▶ [Objective]
Tally the lines that contain the string "Percentage" and state that total without comment.

▶ [Extracted records]
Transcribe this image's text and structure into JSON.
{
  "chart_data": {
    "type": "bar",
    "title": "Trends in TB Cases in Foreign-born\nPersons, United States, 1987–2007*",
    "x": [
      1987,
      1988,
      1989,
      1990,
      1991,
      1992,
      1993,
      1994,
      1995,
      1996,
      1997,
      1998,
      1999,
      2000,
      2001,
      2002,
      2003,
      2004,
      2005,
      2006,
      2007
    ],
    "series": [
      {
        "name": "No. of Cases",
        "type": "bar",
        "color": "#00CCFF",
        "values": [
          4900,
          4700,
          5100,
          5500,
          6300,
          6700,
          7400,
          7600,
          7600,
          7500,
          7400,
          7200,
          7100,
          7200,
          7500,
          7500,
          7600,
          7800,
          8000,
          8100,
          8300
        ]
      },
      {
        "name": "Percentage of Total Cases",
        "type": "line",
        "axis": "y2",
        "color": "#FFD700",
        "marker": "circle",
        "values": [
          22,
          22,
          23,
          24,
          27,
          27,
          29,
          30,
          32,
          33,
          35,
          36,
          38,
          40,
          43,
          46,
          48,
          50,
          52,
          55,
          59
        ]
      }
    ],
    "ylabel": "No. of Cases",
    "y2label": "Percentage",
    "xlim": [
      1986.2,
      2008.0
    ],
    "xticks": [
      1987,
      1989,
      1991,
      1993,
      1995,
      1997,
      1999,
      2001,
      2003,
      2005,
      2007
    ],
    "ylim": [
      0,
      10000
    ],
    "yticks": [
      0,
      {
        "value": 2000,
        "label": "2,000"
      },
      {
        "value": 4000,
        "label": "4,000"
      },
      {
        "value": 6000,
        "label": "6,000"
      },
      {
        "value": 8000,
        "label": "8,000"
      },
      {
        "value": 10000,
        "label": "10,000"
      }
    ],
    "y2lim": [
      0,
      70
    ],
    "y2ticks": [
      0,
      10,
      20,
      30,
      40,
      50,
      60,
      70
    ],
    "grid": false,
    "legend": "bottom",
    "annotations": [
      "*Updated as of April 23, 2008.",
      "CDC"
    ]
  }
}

▶ [Result of this task]
2